------ Provided records

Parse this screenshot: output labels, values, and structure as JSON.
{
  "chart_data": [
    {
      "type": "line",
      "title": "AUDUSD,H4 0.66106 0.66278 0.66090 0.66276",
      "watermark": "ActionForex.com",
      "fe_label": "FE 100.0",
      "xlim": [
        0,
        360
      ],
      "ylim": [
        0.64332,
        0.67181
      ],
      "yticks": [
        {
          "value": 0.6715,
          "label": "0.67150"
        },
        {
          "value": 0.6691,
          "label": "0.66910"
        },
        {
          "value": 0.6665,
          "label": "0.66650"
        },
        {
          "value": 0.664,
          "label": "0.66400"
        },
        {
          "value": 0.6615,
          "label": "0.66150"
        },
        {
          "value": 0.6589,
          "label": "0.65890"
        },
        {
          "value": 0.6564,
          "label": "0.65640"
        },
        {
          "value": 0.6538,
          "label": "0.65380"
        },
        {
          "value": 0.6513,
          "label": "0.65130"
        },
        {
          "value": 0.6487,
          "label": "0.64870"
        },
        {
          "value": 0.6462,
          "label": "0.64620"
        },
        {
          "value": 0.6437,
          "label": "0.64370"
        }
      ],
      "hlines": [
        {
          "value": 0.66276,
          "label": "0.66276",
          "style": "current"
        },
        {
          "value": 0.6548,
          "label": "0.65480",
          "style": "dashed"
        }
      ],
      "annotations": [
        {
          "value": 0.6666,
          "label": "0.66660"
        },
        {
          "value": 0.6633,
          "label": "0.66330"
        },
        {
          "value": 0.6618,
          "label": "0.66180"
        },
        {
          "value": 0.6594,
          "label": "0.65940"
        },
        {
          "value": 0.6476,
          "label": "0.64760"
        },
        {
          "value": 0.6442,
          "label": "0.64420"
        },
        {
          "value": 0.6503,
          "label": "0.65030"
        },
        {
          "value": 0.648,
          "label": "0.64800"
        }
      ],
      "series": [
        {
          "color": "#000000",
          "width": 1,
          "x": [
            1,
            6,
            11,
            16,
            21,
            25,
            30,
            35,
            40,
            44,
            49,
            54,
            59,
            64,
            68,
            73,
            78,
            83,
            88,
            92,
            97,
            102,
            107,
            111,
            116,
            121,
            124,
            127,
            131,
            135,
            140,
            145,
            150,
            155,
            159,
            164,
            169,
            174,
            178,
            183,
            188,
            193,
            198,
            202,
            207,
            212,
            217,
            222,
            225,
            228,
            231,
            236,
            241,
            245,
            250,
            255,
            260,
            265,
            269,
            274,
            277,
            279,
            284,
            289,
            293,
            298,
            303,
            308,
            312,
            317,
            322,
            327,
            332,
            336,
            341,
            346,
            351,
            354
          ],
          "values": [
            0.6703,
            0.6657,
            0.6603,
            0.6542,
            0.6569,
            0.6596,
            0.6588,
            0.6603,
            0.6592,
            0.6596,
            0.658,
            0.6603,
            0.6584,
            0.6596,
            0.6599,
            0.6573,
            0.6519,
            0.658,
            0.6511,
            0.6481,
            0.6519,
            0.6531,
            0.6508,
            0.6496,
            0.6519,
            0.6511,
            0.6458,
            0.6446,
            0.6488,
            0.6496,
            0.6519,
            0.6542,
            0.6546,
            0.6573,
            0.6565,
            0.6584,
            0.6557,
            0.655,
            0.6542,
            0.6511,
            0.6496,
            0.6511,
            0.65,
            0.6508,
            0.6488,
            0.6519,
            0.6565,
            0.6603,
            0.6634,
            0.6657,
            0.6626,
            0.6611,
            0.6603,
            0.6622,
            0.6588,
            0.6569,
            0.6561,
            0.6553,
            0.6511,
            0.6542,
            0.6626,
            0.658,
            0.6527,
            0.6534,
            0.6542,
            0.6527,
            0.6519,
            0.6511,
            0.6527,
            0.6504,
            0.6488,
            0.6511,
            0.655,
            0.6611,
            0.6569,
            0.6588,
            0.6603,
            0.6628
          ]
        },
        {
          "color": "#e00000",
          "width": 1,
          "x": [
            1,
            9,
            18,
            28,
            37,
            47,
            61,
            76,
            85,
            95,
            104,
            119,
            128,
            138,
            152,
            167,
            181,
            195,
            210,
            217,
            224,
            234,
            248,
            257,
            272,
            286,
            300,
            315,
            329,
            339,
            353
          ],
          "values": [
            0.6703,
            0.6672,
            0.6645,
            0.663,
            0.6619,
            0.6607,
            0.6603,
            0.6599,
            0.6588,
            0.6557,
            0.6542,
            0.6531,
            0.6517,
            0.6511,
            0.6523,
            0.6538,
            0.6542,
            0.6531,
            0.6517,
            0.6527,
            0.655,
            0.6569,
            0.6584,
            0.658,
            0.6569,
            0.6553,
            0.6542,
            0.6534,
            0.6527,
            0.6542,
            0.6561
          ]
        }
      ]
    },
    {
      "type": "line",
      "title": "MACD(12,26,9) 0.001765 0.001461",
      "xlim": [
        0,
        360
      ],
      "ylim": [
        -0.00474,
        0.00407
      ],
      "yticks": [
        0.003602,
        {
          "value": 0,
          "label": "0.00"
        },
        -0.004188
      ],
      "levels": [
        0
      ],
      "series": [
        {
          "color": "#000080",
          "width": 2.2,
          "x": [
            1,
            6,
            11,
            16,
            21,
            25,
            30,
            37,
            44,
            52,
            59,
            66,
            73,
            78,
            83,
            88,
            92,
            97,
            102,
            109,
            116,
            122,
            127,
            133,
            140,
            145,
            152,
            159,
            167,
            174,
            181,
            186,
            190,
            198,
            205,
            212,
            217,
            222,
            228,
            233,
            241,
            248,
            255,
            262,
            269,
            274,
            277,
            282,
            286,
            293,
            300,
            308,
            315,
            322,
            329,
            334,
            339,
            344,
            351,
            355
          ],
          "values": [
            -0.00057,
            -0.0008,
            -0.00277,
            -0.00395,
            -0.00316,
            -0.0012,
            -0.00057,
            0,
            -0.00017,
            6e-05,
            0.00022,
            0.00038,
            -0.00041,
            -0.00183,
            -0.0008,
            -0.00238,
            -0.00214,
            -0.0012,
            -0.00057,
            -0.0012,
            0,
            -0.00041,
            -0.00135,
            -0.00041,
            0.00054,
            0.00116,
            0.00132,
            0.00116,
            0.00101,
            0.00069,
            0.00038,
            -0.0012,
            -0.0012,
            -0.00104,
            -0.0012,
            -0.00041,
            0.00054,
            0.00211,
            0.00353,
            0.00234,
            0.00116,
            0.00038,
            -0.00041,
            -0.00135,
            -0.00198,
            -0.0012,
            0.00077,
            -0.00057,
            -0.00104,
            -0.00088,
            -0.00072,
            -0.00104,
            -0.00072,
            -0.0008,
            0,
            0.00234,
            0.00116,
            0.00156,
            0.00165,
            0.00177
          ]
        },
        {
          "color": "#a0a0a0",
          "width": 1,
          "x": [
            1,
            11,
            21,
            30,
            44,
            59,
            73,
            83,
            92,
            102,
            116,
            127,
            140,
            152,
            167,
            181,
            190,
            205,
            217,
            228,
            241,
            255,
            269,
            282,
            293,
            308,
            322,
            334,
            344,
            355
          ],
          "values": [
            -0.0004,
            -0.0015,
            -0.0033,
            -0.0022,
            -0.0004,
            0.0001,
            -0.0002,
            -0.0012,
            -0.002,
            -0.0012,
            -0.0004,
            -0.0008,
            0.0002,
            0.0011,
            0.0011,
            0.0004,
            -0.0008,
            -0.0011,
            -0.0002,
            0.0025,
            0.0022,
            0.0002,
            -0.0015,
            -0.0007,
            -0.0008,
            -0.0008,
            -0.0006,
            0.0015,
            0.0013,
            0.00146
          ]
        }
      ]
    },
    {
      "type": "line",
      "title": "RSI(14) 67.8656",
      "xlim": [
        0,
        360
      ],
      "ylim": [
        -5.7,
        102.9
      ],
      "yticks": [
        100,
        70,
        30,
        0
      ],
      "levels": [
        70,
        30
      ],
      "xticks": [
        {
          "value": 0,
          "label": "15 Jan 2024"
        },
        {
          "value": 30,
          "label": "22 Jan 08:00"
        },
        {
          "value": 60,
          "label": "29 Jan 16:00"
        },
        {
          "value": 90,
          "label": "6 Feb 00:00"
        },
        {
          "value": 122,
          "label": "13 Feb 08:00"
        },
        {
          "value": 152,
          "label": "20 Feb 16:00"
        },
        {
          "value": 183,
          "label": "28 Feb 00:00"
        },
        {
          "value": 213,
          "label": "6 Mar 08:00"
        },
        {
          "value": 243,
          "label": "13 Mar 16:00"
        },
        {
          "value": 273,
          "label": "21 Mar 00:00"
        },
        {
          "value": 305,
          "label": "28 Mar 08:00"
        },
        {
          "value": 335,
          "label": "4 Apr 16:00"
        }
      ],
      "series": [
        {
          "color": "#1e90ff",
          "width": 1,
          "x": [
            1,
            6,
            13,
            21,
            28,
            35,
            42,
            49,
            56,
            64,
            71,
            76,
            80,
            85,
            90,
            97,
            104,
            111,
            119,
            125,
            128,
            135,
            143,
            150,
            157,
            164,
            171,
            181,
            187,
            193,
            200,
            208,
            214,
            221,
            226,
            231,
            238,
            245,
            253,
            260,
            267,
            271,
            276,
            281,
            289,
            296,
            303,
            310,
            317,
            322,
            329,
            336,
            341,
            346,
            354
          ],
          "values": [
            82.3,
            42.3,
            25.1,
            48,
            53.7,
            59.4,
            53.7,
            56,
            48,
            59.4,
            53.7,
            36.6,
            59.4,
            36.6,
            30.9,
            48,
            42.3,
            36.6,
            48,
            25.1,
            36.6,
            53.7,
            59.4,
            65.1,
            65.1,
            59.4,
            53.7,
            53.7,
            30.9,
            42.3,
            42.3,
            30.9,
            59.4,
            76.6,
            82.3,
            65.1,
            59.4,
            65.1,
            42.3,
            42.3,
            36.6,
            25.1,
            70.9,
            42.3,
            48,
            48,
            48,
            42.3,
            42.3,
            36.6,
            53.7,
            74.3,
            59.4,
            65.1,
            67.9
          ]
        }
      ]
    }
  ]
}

------------

_Required task_.
Copy each line of the data that contains the word "color".

_Result_.
          "color": "#000000",
          "color": "#e00000",
          "color": "#000080",
          "color": "#a0a0a0",
          "color": "#1e90ff",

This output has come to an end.